Required action 1 ▸ Reproduce verbatim the passage of the Darius Prince article starting at "- Listed height: 6" and ending at "State Beaver (basketball)".
Required action 2 ▸ Continue the Darius Prince article from the point at which it ends.

Given text ▸

------------------------------

Darius Prince

Kentucky Barrels
- Position: Wide receiver
- Roster status: Active

Personal information
- Born: April 23, 1990 (age 36) McKeesport, Pennsylvania, U.S.
- Listed height: 6 ft 1 in (1.85 m)
- Listed weight: 185 lb (84 kg)

Career information
- High school: West Mifflin Area (West Mifflin, Pennsylvania)
- College: Penn State Beaver (basketball)
- NFL draft: 2013: undrafted

Career history
- Erie Explosion (2014); Lehigh Valley Steelhawks (2016–2017); Philadelphia Soul (2017–2018); Philadelphia Eagles (2018)*; San Antonio Commanders (2019); Philadelphia Soul (2019); New York Guardians (2020)*; Albany Empire (2021–2023); Orlando Predators (2023); Albany Firebirds (2024); Corpus Christi Tritons (2025); Billings Outlaws (2025); Kentucky Barrels (2026–present);
- * Offseason or practice squad member only

Awards and highlights
- ArenaBowl champion (2017); ArenaBowl MVP (2017); First-team All-NAL (2017); First-team All-Arena (2025);
- Stats at ArenaFan.com

= Darius Prince =

American football player (born 1990)

Darius Prince (born April 23, 1990) is an American football wide receiver for the Kentucky Barrels of Arena Football One (AF1). Before joining the San Antonio Commanders of the Alliance of American Football (AAF) in 2019, he played on various indoor football teams including the Lehigh Valley Steelhawks from 2016 to 2017 and the Soul from 2017 to 2018. Prince received 1st Team All-NAL team honors with the Steelhawks and the ArenaBowl MVP Award with the Soul during ArenaBowl XXX in 2017. He also won championships with the Albany Empire (2022–2023) and was a runner-up for the ArenaBowl in 2024 with the Albany Firebirds and has also played for the Corpus Christi Tritons and Billings Outlaws.

------------------------------

Source data:
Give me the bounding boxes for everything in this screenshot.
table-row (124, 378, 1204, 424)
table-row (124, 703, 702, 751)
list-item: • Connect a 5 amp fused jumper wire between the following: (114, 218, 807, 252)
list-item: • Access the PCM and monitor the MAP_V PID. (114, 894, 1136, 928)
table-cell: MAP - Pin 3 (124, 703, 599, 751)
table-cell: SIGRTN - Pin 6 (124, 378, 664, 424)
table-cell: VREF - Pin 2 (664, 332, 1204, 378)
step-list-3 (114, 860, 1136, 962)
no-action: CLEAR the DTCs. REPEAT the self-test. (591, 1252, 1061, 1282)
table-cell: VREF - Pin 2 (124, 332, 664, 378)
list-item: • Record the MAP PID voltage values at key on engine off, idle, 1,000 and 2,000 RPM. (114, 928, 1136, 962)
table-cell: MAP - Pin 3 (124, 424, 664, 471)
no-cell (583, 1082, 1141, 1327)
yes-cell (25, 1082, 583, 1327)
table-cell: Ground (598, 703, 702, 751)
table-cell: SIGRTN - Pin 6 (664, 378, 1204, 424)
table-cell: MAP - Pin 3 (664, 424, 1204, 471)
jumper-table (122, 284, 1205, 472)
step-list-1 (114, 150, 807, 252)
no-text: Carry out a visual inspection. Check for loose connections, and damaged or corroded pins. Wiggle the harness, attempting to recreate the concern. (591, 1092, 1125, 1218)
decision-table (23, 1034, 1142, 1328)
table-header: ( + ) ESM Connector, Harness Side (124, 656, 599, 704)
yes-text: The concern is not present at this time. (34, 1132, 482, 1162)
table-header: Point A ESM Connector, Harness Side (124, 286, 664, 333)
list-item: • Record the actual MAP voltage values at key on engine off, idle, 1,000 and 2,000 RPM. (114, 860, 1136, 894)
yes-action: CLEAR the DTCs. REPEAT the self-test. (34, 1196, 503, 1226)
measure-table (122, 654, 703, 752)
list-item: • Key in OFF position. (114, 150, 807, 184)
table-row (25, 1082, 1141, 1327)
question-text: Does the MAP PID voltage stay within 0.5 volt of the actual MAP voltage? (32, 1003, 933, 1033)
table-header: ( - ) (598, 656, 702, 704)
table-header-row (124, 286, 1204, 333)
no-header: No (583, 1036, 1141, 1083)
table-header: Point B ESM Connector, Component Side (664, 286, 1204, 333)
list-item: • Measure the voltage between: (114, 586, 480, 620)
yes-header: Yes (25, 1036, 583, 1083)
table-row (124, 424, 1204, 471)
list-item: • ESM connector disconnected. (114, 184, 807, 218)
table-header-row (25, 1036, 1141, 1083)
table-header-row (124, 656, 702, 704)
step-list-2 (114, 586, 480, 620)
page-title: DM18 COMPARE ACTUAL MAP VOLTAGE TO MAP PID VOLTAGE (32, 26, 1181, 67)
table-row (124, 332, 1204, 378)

------------------------------

Answer area 1 ▸
- Listed height: 6 ft 1 in (1.85 m)
- Listed weight: 185 lb (84 kg)

Career information
- High school: West Mifflin Area (West Mifflin, Pennsylvania)
- College: Penn State Beaver (basketball)

Answer area 2 ▸
==Early life and education==
Prince was born on April 23, 1990. During his childhood, he focused on basketball while living with his siblings in McKeesport, Pennsylvania. For his post-secondary education, Prince was on basketball teams for Penn State Greater Allegheny and Penn State Beaver.

==Career==
After graduation, Prince switched to football when he could not find a representative to start his basketball career. Prince started his football career when he briefly played with the Erie Explosion in 2014 and took up semi-professional football in Pittsburgh from 2014 to 2016. In 2016, Prince signed with the Lehigh Valley Steelhawks for the National Arena League. As a member of the Steelhawks from 2016 to 2017, Prince had 20 touchdowns for a total of 718 yards and was named on the 1st Team All-NAL team during the 2017 National Arena League season.

In 2017, Prince switched to the Arena Football League to play for the Philadelphia Soul. His first games with the Soul was during the 2017 Arena Football League season playoffs. During the two playoff games, Prince totaled 103 receiving yards and received the ArenaBowl MVP Award after his team won ArenaBowl XXX. The following season, Prince had 1,076 receiving yards for 24 touchdowns during the 2018 Arena Football League season.

In August 2018, Prince went to the National Football League to play with the Philadelphia Eagles. During his two preseason games with the Eagles, he scored 3 touchdowns for 103 receiving yards before he was cut from the team in September 2018. In 2019, Prince left the AFL to join the Alliance of American Football with the San Antonio Commanders. He was waived on March 18, 2019. He was added back to the Commanders' rights list and signed to a contract on March 20, and activated to the roster on March 21.

After the AAF suspended football operations, Prince re-signed with the Philadelphia Soul on April 13, 2019. The AFL suspended operations on November 27, 2019.

Prince signed with the New York Guardians of the XFL on January 8, 2020. He was waived during final roster cuts on January 22, 2020.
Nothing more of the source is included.